ТЕКСТ УПРАЖНЕНИЯ ->
>>

В другом случае пострадал солдат — токарь. Когда все подразделение отправилось на обед, ему удалось незаметно для старшины выскользнуть из строя и вернуться к своему токарному станку, расположенному в полевой автомобильной мастерской на площадке рядом с ангаром. Он хотел в отсутствии начальства изготовить для себя или кого-то из своих товарищей какую-то деталь. Торопясь, он неправильно закрепил деталь в станке и она сорвалась, когда он подвел к ней резец. Деталь угодила солдату в голову, но к счастью, только вскользь, и несколько недель он пролежал в лазарете. Эти неудачи дали полковым начальникам возможность обрушить на меня свою несказанную «любовь» в виде дополнительных взысканий.

Я уже упоминал, что приезжавшие в полк инженеры вышестоящих штабов, сравнивая показатели работы вверенного мне подразделения с аналогичными в нашей армии, давали высокие оценки, несмотря на наличие нарушений воинской дисциплины, потому что они были во всех частях и подразделениях. Я, конечно же, откровенно рассказывал им о сложившихся очень плохих взаимоотношениях с полковыми начальниками. Чувствовалось, что инженеры понимают меня и нужно было терпеливо ждать событий, которые прекратят моё «хождение по мукам». Поэтому я без удивления услышал от прибывшего из Новосибирска инженера предложение быть назначенным заместителем командира полка по инженерно-авиационной службе в полк, расположенный в Восточной Сибири, в сотне километров от Иркутска, на берегу Ангары. Не долго думая, я дал согласие. Кроме главной причины, о которй подробно уже было сказано, меня прельщало еще и географическое положение нового места службы, сравнительно недалеко от озера Байкал.

<<

ИСХОДНЫЕ ДАННЫЕ ->

>>

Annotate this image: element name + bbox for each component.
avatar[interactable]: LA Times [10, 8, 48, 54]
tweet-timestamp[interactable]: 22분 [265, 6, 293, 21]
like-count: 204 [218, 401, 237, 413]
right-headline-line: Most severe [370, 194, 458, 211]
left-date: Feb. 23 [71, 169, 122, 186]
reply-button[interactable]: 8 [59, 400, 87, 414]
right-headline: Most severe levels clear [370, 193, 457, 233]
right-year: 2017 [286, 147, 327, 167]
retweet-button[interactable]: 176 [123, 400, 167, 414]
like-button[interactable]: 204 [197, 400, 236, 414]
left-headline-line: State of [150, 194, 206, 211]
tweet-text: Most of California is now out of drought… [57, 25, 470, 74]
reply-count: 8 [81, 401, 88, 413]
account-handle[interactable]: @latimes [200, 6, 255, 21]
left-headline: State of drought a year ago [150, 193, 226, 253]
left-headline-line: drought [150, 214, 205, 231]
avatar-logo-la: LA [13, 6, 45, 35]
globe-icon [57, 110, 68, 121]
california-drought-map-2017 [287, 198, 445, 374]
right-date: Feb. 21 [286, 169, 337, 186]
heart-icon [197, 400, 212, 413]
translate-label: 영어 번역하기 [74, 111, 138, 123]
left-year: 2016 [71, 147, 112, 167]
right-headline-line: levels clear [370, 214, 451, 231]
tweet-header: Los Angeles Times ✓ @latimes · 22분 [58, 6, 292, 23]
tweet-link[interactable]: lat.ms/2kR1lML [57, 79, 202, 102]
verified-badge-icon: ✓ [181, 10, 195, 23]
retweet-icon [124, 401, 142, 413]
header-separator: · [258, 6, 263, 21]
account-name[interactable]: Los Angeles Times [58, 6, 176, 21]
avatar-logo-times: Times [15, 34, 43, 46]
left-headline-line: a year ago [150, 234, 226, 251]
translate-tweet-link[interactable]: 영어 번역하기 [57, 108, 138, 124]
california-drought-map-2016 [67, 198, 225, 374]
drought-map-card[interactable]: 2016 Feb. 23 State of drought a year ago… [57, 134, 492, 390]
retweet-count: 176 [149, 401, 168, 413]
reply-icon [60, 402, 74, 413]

<<

ЧТО НУЖНО СДЕЛАТЬ ->
a – Перескажите текст в двух предложениях.
b – Повторите дословно всё, что идёт в тексте от слов «В другом случае» вплоть до слов «виде дополнительных взысканий.».
Записи взяты из другого источника.

ОТВЕТЫ К ЗАДАНИЯМ ->
a – Солдат-токарь во время обеда тайком вернулся к станку, неправильно закрепил деталь и получил ею удар в голову, после чего несколько недель пролежал в лазарете, а полковые начальники наложили на рассказчика дополнительные взыскания. Из-за очень плохих отношений с полковыми начальниками рассказчик сразу соглашается на предложение инженера из Новосибирска стать заместителем командира полка по инженерно-авиационной службе в полку в Восточной Сибири, в сотне километров от Иркутска, на берегу Ангары, сравнительно недалеко от Байкала.

b –
В другом случае пострадал солдат — токарь. Когда все подразделение отправилось на обед, ему удалось незаметно для старшины выскользнуть из строя и вернуться к своему токарному станку, расположенному в полевой автомобильной мастерской на площадке рядом с ангаром. Он хотел в отсутствии начальства изготовить для себя или кого-то из своих товарищей какую-то деталь. Торопясь, он неправильно закрепил деталь в станке и она сорвалась, когда он подвел к ней резец. Деталь угодила солдату в голову, но к счастью, только вскользь, и несколько недель он пролежал в лазарете. Эти неудачи дали полковым начальникам возможность обрушить на меня свою несказанную «любовь» в виде дополнительных взысканий.